Report, as a bare number, how many lines hold "label".

• _Data records_:
◆ ◆ ◆ ◆ ◆
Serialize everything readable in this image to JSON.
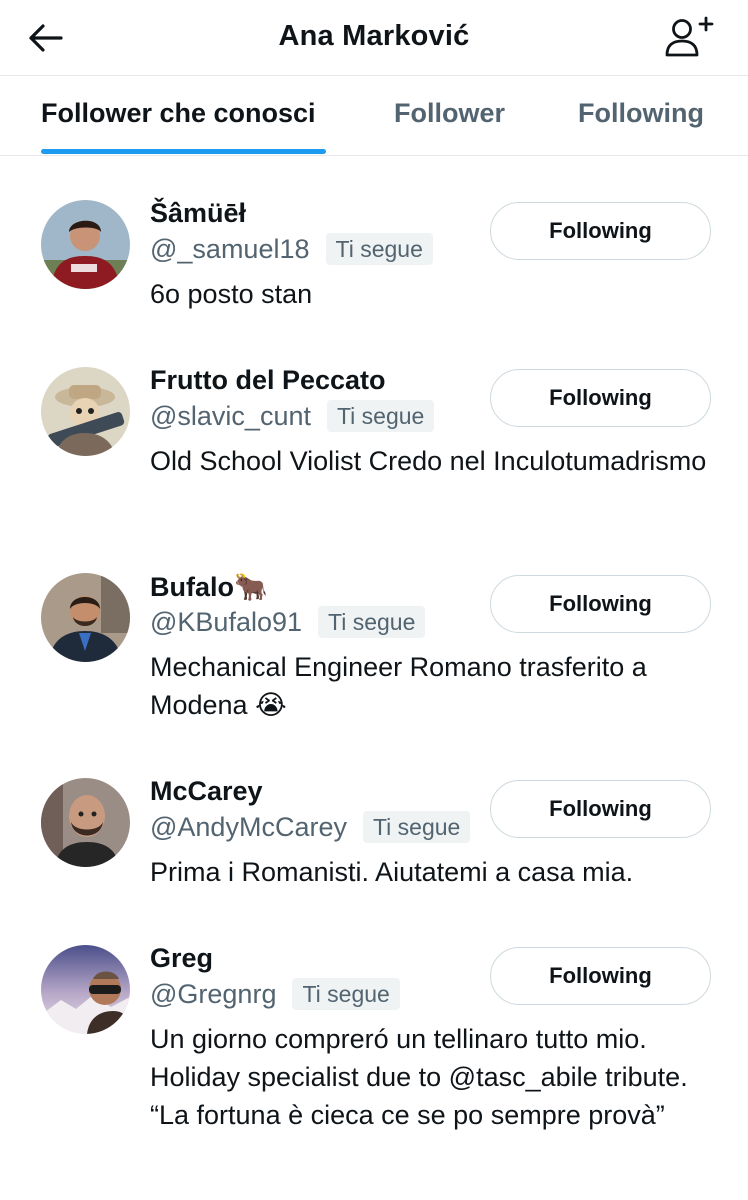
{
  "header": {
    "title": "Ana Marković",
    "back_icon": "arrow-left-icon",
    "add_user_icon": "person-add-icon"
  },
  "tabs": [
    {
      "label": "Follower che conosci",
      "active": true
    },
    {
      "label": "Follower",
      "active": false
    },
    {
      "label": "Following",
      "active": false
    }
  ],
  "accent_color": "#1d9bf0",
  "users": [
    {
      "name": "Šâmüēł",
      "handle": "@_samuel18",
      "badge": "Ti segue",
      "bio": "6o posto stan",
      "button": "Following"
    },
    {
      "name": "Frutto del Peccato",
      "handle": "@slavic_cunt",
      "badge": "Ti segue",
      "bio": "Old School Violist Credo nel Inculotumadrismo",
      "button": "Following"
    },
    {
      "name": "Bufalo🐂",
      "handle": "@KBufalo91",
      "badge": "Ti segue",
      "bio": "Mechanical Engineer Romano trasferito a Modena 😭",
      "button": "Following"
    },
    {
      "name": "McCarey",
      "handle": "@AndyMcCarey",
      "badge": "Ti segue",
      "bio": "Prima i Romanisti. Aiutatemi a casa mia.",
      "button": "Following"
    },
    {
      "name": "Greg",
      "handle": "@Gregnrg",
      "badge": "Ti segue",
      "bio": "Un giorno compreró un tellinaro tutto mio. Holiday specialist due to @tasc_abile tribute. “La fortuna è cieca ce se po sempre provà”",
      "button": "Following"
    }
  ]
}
◆ ◆ ◆ ◆ ◆
• _WRITTEN ANSWER_: 3